Convert the data between the line holding "geo-line2-prefix: 也可以将大长方形的面积看成 4" and the line holding "geo-line-2 [117, 456, 618, 475]", inclusive, into a numbered list, leaving out any blank lines.

** begin Given entries **

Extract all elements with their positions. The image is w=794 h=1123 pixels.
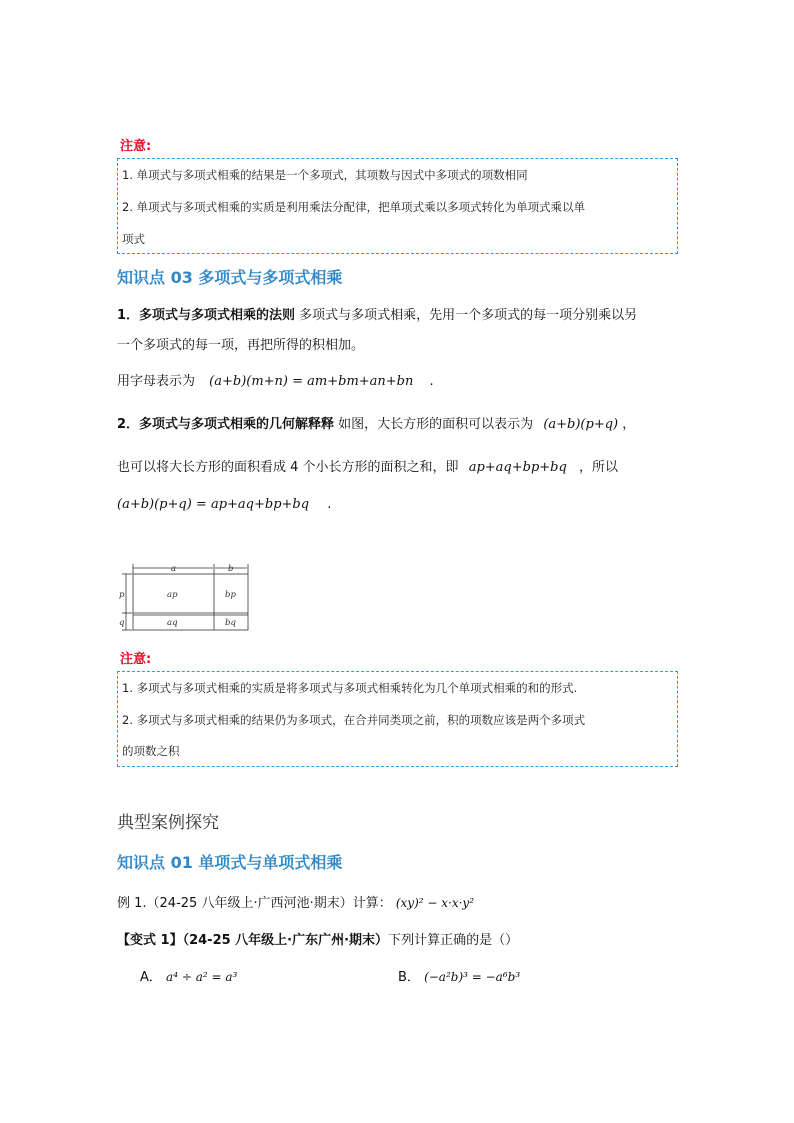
geo-line2-prefix: 也可以将大长方形的面积看成 4 个小长方形的面积之和，即 [117, 460, 459, 475]
letters-prefix: 用字母表示为 [117, 374, 196, 389]
note-line: 1. 多项式与多项式相乘的实质是将多项式与多项式相乘转化为几个单项式相乘的和的形式. [122, 681, 578, 695]
dim-label-q: q [119, 618, 125, 628]
rule-text-continued: 一个多项式的每一项，再把所得的积相加。 [117, 338, 365, 353]
geo-formula-sum: ap+aq+bp+bq [468, 460, 567, 475]
geo-line2-suffix: ，所以 [578, 460, 618, 475]
dim-label-p: p [119, 590, 125, 600]
section-title: 知识点 01 单项式与单项式相乘 [117, 853, 343, 872]
note-label: 注意: [120, 139, 152, 154]
area-label-aq: aq [167, 618, 178, 628]
rectangle-figure [117, 562, 251, 634]
option-a-label: A． [140, 970, 162, 985]
example-formula: (xy)² − x·x·y² [395, 896, 475, 910]
geo-line-2 [117, 456, 618, 475]
section-title: 知识点 03 多项式与多项式相乘 [117, 268, 343, 287]
note-line: 1. 单项式与多项式相乘的结果是一个多项式，其项数与因式中多项式的项数相同 [122, 168, 528, 182]
variant-label: 【变式 1】 [117, 933, 183, 948]
variant-1 [117, 929, 518, 948]
example-1 [117, 892, 474, 911]
geo-line [117, 413, 635, 432]
note-box [117, 158, 678, 254]
note-line: 2. 多项式与多项式相乘的结果仍为多项式，在合并同类项之前，积的项数应该是两个多项式 [122, 713, 586, 727]
option-b [398, 966, 520, 985]
geo-line-3 [117, 497, 331, 512]
letters-suffix: . [429, 374, 434, 389]
option-b-formula: (−a²b)³ = −a⁶b³ [424, 970, 521, 984]
geo-comma: ， [622, 417, 636, 432]
letters-line [117, 370, 434, 389]
note-label: 注意: [120, 652, 152, 667]
note-line: 的项数之积 [122, 744, 180, 758]
geo-formula-area: (a+b)(p+q) [543, 417, 619, 432]
geo-line3-suffix: . [327, 497, 332, 512]
option-a [140, 966, 237, 985]
area-label-bq: bq [225, 618, 236, 628]
dim-label-b: b [228, 564, 234, 574]
rule-paragraph [117, 304, 637, 323]
dim-label-a: a [171, 564, 177, 574]
letters-formula: (a+b)(m+n) = am+bm+an+bn [209, 374, 414, 389]
rule-text: 多项式与多项式相乘，先用一个多项式的每一项分别乘以另 [295, 308, 638, 323]
note-line: 2. 单项式与多项式相乘的实质是利用乘法分配律，把单项式乘以多项式转化为单项式乘以单 [122, 200, 586, 214]
note-line: 项式 [122, 232, 145, 246]
example-prefix: 例 1.（24-25 八年级上·广西河池·期末）计算： [117, 896, 392, 911]
area-label-bp: bp [225, 590, 236, 600]
option-b-label: B． [398, 970, 420, 985]
option-a-formula: a⁴ ÷ a² = a³ [166, 970, 238, 984]
note-box [117, 671, 678, 767]
rule-heading: 1．多项式与多项式相乘的法则 [117, 308, 296, 323]
variant-source: （24-25 八年级上·广东广州·期末） [182, 933, 389, 948]
area-label-ap: ap [167, 590, 178, 600]
variant-question: 下列计算正确的是（） [388, 933, 519, 948]
geo-formula-equation: (a+b)(p+q) = ap+aq+bp+bq [117, 497, 310, 512]
geo-heading: 2．多项式与多项式相乘的几何解释释 [117, 417, 335, 432]
section-heading: 典型案例探究 [117, 813, 219, 833]
geo-text: 如图，大长方形的面积可以表示为 [334, 417, 534, 432]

** end Given entries **

Output below:
1. geo-line2-prefix: 也可以将大长方形的面积看成 4 个小长方形的面积之和，即 [117, 460, 459, 475]
2. letters-prefix: 用字母表示为 [117, 374, 196, 389]
3. note-line: 1. 多项式与多项式相乘的实质是将多项式与多项式相乘转化为几个单项式相乘的和的形式. [122, 681, 578, 695]
4. dim-label-q: q [119, 618, 125, 628]
5. rule-text-continued: 一个多项式的每一项，再把所得的积相加。 [117, 338, 365, 353]
6. geo-formula-sum: ap+aq+bp+bq [468, 460, 567, 475]
7. geo-line2-suffix: ，所以 [578, 460, 618, 475]
8. dim-label-p: p [119, 590, 125, 600]
9. section-title: 知识点 01 单项式与单项式相乘 [117, 853, 343, 872]
10. note-label: 注意: [120, 139, 152, 154]
11. area-label-aq: aq [167, 618, 178, 628]
12. rectangle-figure [117, 562, 251, 634]
13. option-a-label: A． [140, 970, 162, 985]
14. example-formula: (xy)² − x·x·y² [395, 896, 475, 910]
15. geo-line-2 [117, 456, 618, 475]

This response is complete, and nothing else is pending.